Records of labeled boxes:
▬▬▬▬▬▬

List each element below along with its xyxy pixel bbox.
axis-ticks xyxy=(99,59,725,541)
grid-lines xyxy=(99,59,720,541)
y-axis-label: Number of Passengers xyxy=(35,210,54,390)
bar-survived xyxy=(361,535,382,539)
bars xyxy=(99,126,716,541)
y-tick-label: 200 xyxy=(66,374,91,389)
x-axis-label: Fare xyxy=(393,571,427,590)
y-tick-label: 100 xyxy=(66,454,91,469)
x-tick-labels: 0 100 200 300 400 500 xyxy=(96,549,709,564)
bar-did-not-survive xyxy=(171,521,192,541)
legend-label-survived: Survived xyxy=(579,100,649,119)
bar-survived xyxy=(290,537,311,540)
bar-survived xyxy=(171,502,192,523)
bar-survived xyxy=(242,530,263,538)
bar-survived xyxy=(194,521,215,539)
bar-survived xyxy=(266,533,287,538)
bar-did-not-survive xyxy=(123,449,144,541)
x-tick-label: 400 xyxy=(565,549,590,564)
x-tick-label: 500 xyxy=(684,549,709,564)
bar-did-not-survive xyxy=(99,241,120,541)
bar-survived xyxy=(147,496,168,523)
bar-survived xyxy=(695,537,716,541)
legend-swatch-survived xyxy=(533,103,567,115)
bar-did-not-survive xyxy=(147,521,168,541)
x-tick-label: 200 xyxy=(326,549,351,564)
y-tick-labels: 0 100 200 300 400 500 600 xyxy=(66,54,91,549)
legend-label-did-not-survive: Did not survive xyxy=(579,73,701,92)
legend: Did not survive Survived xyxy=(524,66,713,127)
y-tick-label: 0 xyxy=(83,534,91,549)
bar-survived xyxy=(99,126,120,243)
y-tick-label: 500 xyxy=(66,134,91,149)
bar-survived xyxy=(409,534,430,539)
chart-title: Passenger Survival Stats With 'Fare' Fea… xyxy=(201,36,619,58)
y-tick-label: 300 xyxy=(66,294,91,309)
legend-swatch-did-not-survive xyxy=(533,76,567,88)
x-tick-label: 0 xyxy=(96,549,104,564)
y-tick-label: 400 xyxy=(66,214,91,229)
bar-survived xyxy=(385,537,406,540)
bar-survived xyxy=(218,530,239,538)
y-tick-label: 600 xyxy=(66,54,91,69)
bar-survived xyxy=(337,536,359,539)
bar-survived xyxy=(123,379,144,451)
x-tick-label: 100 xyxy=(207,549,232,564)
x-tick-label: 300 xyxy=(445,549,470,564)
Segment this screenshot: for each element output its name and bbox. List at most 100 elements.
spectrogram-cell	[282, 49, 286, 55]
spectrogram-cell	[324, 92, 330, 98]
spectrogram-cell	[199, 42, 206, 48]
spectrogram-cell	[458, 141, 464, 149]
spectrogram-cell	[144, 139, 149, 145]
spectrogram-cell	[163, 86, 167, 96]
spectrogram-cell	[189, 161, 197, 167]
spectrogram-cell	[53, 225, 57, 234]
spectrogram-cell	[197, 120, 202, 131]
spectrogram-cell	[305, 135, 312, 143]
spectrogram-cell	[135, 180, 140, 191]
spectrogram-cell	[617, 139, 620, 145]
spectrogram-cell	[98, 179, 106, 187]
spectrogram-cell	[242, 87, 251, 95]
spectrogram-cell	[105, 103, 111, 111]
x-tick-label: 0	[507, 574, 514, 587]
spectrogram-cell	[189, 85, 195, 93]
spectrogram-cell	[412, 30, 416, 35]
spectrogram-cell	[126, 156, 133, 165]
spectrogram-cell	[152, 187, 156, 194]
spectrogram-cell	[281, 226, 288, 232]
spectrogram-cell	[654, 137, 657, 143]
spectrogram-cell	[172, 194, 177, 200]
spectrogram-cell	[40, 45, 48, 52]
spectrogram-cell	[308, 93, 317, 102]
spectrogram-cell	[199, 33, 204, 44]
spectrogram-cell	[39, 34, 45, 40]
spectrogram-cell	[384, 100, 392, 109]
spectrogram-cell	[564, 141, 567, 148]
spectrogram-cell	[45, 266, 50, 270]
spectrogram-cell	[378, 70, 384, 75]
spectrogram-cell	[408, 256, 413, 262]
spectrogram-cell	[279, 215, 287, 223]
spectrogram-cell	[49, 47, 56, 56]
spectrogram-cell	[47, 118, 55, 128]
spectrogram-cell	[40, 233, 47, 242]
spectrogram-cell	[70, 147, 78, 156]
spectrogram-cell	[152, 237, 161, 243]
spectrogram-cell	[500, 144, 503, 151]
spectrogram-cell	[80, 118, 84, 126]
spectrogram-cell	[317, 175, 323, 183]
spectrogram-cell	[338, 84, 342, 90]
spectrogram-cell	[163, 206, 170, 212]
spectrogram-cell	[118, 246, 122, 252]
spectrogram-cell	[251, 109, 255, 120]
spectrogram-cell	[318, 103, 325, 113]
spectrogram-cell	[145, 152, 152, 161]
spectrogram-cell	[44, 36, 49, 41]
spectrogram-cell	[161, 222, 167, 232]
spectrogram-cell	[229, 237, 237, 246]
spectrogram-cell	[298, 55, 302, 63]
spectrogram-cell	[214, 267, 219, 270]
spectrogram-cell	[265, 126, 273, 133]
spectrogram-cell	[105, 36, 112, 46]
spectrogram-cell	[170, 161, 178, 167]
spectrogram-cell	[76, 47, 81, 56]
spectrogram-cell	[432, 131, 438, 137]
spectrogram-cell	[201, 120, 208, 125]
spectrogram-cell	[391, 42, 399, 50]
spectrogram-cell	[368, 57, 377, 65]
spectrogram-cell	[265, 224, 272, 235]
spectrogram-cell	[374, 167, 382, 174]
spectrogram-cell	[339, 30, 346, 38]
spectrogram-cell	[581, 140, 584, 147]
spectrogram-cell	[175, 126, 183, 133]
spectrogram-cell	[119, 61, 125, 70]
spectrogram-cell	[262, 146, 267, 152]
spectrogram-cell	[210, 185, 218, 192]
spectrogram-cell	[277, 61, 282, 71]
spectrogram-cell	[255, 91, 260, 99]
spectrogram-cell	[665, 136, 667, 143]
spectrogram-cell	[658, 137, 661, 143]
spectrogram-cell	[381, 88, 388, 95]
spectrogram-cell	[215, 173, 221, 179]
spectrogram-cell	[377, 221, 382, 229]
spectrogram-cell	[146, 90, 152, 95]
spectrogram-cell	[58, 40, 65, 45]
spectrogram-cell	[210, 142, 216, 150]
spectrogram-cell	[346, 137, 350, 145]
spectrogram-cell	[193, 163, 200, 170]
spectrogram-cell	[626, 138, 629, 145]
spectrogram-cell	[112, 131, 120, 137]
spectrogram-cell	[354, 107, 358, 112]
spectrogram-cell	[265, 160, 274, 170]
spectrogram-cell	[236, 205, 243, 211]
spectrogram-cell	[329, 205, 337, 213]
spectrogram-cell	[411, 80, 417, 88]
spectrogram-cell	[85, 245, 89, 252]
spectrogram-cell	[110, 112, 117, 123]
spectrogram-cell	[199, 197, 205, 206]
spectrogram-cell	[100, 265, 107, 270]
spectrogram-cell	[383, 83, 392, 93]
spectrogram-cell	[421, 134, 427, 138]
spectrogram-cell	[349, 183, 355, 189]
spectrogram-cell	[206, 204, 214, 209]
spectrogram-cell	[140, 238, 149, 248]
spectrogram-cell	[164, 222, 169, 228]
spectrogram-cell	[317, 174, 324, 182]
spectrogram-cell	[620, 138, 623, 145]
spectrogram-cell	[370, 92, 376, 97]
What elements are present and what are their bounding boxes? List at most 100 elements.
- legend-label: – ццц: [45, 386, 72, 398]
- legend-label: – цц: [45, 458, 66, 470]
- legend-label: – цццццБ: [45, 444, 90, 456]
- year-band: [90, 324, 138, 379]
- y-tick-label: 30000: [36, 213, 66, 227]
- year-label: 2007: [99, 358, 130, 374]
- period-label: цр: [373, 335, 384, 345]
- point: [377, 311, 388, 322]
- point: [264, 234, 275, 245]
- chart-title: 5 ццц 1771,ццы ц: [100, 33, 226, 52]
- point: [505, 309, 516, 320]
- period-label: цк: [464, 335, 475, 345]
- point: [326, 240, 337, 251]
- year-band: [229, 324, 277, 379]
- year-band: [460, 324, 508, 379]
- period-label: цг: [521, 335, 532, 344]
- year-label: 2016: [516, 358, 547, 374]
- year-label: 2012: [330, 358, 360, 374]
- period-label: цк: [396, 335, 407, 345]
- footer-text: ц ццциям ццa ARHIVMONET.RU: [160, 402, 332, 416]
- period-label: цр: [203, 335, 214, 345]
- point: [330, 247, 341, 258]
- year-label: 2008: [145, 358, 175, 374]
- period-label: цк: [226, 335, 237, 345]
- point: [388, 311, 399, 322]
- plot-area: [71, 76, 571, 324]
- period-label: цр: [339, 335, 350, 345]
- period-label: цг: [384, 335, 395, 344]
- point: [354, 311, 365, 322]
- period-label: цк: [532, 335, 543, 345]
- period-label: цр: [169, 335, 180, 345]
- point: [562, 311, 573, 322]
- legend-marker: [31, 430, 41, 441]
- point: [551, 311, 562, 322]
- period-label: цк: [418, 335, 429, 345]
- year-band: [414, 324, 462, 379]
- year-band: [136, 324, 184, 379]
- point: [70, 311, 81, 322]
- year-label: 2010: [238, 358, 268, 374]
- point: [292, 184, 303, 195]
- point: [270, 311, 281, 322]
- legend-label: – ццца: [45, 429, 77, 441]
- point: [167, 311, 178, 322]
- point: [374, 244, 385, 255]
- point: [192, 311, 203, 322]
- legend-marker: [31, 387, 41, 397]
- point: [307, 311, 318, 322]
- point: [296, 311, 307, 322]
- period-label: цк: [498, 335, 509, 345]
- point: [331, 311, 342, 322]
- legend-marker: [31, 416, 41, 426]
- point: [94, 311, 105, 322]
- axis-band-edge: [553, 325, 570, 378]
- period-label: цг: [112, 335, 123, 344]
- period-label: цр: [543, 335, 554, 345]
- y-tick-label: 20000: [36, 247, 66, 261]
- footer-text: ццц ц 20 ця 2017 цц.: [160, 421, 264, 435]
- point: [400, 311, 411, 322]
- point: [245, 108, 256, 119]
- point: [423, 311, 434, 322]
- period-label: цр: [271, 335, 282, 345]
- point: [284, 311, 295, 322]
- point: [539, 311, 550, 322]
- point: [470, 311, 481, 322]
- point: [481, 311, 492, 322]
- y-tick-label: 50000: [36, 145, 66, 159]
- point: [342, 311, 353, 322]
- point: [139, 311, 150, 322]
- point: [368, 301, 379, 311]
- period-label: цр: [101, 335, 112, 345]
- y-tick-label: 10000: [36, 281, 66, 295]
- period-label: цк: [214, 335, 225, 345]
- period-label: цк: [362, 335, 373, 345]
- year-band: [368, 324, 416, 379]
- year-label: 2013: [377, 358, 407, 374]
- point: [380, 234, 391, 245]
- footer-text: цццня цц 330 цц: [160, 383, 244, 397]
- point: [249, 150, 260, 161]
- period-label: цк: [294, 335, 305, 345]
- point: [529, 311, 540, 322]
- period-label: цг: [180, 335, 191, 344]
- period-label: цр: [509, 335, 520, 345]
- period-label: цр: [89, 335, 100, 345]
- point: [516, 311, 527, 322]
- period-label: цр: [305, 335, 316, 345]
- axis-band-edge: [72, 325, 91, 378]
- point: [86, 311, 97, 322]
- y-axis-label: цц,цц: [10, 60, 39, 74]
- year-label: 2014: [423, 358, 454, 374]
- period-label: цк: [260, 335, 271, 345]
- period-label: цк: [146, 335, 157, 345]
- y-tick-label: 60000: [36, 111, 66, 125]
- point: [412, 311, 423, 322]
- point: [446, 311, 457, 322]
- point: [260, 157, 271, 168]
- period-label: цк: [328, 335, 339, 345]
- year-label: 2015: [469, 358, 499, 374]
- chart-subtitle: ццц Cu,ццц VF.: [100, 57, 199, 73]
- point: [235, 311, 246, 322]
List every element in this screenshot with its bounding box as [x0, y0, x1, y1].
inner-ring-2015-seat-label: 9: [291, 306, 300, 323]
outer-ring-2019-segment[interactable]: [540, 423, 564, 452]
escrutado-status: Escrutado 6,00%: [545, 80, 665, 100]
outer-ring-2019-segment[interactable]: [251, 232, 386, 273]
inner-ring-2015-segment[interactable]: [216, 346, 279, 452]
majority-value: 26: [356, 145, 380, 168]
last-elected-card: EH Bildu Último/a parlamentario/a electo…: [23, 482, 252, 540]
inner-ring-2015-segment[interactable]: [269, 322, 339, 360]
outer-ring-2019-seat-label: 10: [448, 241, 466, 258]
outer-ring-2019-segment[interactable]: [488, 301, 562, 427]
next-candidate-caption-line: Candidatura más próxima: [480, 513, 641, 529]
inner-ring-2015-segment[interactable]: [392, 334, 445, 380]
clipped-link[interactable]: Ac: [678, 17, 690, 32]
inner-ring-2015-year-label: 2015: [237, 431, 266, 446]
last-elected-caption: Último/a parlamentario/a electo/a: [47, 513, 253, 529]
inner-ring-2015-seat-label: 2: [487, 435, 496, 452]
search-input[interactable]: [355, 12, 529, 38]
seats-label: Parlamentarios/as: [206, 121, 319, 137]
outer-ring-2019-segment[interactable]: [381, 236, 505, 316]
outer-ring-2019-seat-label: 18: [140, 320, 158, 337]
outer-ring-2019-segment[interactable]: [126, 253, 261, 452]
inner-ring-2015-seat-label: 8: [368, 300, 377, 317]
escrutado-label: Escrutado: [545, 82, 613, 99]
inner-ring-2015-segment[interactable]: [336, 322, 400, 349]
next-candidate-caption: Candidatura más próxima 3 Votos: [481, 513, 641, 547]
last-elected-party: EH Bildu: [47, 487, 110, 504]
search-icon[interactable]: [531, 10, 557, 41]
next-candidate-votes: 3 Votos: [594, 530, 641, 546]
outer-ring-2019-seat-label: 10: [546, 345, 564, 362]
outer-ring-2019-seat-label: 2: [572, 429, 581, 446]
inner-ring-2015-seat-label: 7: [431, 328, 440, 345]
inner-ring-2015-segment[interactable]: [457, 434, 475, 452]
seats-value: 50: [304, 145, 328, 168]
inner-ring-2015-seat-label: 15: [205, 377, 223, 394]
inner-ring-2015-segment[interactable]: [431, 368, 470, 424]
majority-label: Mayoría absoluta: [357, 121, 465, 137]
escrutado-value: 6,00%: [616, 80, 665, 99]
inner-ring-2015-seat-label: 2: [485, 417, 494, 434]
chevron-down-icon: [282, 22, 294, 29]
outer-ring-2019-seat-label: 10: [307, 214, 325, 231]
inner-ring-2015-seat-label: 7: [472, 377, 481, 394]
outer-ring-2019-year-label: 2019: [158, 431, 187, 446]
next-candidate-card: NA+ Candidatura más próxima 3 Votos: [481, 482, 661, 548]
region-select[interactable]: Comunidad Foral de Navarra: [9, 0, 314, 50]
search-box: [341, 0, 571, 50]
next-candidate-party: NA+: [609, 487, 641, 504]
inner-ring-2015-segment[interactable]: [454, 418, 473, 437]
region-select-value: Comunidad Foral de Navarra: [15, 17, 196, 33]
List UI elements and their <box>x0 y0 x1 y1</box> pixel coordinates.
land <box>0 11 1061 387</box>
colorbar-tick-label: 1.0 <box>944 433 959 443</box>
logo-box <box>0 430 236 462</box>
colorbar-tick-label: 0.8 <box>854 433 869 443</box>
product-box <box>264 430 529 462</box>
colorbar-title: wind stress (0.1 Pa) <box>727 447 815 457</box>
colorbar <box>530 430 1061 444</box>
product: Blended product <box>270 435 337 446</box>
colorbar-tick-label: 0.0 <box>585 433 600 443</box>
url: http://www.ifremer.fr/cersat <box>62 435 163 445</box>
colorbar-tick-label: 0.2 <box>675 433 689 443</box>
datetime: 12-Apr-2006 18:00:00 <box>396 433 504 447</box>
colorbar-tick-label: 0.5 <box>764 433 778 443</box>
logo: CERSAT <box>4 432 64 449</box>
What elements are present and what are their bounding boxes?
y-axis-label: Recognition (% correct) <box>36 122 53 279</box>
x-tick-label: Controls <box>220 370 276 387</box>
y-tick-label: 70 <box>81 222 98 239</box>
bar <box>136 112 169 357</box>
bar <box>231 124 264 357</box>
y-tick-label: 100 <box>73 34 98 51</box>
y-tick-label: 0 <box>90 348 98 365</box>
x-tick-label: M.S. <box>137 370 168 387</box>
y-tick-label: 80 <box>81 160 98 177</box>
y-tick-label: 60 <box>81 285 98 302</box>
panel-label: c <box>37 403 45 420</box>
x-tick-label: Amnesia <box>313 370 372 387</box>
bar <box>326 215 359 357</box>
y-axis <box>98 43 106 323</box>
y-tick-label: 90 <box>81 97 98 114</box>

▬▬▬▬▬▬

What to do:
Render the rows as a numbered list, from the first row through the row containing "x-tick-label: 400 xyxy=(565,549,590,564)", including both, and leave out any blank lines.

Correct answer:
1. List each element below along with its xyxy pixel bbox.
2. axis-ticks xyxy=(99,59,725,541)
3. grid-lines xyxy=(99,59,720,541)
4. y-axis-label: Number of Passengers xyxy=(35,210,54,390)
5. bar-survived xyxy=(361,535,382,539)
6. bars xyxy=(99,126,716,541)
7. y-tick-label: 200 xyxy=(66,374,91,389)
8. x-axis-label: Fare xyxy=(393,571,427,590)
9. y-tick-label: 100 xyxy=(66,454,91,469)
10. x-tick-labels: 0 100 200 300 400 500 xyxy=(96,549,709,564)
11. bar-did-not-survive xyxy=(171,521,192,541)
12. legend-label-survived: Survived xyxy=(579,100,649,119)
13. bar-survived xyxy=(290,537,311,540)
14. bar-survived xyxy=(171,502,192,523)
15. bar-survived xyxy=(242,530,263,538)
16. bar-survived xyxy=(194,521,215,539)
17. bar-survived xyxy=(266,533,287,538)
18. bar-did-not-survive xyxy=(123,449,144,541)
19. x-tick-label: 400 xyxy=(565,549,590,564)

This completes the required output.